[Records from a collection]

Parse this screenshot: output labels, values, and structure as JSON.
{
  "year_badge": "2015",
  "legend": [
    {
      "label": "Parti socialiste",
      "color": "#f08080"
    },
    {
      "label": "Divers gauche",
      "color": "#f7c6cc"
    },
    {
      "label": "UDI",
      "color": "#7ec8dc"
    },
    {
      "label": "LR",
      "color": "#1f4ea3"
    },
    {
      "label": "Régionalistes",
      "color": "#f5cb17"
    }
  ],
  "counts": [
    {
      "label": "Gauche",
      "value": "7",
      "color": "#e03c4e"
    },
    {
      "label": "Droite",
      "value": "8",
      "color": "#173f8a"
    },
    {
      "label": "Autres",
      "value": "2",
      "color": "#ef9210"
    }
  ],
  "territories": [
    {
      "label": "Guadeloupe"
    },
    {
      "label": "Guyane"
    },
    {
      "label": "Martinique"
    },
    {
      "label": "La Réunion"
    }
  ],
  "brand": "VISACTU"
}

Exercise task | In the lines above, find each one with "color" and list it.

Written reply |
      "color": "#f08080"
      "color": "#f7c6cc"
      "color": "#7ec8dc"
      "color": "#1f4ea3"
      "color": "#f5cb17"
      "color": "#e03c4e"
      "color": "#173f8a"
      "color": "#ef9210"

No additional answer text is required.